Below are some entries. Copy each line that holds the string "subset".

• Data shown:
********************

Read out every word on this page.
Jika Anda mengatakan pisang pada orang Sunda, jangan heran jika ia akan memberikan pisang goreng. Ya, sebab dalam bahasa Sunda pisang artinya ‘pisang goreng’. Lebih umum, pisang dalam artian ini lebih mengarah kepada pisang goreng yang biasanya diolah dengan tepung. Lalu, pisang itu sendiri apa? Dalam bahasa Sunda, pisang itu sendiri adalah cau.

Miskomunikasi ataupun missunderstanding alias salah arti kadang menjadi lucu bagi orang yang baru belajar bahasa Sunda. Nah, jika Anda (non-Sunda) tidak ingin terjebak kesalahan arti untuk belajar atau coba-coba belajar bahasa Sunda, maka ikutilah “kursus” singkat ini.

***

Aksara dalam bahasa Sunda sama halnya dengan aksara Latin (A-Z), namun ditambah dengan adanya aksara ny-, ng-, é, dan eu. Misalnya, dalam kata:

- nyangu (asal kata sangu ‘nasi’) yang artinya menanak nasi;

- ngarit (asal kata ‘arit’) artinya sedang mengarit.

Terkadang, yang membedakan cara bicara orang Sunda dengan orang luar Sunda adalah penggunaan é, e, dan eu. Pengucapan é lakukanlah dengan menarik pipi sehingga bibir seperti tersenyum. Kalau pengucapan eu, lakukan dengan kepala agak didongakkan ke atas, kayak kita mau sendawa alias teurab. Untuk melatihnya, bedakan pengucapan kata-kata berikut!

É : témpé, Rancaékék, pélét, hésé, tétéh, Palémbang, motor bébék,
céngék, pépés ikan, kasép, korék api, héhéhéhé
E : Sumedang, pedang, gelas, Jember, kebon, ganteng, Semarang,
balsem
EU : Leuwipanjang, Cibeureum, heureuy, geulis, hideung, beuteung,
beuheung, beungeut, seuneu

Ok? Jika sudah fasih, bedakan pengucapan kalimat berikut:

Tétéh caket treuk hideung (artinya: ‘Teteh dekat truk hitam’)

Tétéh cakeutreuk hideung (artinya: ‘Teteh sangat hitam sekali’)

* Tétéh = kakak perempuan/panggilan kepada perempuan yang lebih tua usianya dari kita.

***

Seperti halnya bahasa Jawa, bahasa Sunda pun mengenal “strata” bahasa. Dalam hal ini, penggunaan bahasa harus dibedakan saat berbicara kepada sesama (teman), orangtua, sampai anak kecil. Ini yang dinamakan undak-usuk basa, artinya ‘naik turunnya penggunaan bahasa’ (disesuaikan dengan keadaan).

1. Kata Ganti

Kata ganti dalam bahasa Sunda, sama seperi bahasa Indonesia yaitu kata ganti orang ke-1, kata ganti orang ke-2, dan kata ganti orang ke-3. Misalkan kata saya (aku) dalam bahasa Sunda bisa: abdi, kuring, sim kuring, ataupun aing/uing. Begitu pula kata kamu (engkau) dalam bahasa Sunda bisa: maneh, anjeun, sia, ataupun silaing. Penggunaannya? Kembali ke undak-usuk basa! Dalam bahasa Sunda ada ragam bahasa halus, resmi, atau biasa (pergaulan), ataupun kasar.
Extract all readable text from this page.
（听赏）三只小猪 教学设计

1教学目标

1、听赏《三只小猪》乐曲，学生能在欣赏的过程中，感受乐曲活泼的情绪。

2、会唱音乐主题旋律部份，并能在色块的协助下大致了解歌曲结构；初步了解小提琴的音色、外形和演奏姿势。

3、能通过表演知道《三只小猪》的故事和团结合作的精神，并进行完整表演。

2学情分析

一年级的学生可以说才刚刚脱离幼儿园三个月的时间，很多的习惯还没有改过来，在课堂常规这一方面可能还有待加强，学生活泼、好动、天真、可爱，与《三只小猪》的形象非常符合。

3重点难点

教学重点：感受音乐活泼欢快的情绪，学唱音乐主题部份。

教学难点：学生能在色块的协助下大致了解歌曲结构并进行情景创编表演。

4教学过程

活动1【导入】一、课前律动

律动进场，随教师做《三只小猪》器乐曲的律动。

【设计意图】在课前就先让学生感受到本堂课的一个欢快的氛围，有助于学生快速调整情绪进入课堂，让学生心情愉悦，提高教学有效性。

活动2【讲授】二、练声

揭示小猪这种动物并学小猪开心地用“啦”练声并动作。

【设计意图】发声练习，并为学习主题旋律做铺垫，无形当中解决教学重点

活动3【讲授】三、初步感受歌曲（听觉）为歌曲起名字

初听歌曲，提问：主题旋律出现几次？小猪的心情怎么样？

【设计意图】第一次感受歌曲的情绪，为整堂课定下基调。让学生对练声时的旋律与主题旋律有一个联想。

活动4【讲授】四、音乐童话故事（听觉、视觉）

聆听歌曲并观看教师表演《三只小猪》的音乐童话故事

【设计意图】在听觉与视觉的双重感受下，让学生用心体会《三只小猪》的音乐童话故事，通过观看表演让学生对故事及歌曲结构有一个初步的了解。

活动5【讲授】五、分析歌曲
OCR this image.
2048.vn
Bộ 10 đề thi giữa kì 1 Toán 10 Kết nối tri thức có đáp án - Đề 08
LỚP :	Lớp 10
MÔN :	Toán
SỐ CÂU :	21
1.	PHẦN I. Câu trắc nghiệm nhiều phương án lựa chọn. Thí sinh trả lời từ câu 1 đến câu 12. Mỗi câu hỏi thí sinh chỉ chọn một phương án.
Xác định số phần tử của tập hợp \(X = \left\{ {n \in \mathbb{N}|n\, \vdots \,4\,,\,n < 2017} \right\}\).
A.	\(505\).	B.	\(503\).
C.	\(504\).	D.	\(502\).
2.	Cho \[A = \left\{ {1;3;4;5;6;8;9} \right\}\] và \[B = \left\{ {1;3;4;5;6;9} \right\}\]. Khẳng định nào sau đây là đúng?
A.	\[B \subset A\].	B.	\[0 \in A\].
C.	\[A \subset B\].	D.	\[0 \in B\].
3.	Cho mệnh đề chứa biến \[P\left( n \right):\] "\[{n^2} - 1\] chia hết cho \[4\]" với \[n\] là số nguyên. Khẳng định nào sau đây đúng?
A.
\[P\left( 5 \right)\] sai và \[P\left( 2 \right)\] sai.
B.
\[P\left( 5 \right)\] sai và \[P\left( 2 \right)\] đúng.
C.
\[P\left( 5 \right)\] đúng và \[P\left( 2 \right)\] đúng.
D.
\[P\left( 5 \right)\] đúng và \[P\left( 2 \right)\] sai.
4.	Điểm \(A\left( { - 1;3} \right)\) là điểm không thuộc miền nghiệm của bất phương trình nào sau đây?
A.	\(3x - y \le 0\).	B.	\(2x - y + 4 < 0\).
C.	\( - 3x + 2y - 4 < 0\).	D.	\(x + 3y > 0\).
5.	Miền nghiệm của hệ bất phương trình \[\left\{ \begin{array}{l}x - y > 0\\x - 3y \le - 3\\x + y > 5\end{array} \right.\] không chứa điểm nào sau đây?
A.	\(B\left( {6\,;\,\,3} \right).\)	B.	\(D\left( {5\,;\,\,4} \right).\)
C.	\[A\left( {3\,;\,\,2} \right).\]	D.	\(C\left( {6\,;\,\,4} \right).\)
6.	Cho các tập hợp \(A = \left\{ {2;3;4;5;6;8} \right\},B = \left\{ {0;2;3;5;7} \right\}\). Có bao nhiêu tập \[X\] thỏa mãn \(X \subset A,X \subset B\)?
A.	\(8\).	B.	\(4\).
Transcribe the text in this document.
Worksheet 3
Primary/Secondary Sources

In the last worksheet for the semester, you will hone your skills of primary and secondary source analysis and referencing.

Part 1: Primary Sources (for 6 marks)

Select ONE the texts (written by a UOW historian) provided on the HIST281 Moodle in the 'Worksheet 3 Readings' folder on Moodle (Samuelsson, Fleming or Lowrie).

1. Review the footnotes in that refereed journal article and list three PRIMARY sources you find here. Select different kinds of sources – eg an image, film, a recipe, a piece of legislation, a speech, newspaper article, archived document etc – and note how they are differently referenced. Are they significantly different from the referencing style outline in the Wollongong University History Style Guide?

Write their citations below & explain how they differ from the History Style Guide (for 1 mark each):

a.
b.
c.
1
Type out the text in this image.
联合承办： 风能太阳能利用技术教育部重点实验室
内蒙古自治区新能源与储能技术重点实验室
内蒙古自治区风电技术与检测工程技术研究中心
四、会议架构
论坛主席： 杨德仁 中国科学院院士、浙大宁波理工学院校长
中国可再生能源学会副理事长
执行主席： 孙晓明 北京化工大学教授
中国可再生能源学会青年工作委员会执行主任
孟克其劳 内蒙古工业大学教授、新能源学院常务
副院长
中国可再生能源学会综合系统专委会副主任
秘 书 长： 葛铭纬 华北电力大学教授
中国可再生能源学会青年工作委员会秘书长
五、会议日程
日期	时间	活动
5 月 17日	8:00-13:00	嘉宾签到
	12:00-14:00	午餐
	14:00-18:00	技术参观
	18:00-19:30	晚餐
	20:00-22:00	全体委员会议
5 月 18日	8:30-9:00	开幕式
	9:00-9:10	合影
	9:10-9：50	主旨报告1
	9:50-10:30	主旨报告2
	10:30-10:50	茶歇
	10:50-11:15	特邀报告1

********************

• Worked answer:
A.	\[B \subset A\].	B.	\[0 \in A\].
C.	\[A \subset B\].	D.	\[0 \in B\].
6.	Cho các tập hợp \(A = \left\{ {2;3;4;5;6;8} \right\},B = \left\{ {0;2;3;5;7} \right\}\). Có bao nhiêu tập \[X\] thỏa mãn \(X \subset A,X \subset B\)?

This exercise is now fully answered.